**TASK:**
Extract every line from the records below that contains the word "hjemstedet".

------ MATERIAL FOR THIS EXERCISE

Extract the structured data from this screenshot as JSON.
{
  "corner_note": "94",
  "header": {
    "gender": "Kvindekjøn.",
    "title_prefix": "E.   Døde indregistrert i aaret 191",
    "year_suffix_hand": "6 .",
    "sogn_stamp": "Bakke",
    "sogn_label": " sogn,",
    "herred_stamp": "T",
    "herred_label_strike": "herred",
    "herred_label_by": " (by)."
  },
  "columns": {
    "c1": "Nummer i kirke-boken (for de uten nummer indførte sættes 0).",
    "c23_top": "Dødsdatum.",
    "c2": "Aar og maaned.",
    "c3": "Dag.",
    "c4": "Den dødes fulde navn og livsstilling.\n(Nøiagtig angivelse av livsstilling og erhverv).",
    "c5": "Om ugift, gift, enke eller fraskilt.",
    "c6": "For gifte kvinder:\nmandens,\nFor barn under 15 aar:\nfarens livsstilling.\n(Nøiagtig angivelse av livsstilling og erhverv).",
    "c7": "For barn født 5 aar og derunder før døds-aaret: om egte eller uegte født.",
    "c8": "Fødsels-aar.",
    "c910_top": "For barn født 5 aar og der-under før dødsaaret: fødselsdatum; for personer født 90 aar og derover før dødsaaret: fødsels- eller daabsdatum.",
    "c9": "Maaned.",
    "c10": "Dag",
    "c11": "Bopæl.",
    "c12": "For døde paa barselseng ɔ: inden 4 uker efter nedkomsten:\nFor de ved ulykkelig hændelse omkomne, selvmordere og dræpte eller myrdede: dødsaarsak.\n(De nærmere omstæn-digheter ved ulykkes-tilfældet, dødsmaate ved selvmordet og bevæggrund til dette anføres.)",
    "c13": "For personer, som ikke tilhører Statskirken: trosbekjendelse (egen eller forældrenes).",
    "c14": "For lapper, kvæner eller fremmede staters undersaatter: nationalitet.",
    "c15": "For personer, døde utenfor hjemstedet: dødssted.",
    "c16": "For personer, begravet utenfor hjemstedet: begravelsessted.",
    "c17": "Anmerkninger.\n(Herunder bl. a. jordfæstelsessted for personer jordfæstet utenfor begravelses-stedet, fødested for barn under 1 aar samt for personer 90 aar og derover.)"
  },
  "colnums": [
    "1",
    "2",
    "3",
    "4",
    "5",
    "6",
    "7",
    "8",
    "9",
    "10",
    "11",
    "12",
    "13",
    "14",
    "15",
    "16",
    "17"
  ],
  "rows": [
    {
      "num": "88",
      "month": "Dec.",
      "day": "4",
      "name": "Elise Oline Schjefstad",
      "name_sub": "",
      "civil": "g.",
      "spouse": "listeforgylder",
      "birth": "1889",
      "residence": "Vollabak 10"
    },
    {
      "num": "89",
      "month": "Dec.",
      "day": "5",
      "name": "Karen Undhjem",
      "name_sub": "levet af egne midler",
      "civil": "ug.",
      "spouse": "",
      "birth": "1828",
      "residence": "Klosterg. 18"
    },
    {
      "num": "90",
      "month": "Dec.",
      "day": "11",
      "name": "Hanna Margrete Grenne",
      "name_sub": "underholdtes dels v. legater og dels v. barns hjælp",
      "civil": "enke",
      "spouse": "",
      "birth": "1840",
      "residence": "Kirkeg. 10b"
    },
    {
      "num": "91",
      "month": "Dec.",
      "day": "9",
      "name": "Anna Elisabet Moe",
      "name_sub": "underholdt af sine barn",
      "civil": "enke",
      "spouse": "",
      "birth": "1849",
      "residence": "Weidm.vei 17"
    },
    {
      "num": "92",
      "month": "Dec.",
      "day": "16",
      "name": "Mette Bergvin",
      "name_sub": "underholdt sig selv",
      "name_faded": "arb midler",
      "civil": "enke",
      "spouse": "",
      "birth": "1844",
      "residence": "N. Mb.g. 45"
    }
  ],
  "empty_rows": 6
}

------------

**ANSWER TO THE EXERCISE:**
    "c15": "For personer, døde utenfor hjemstedet: dødssted.",
    "c16": "For personer, begravet utenfor hjemstedet: begravelsessted.",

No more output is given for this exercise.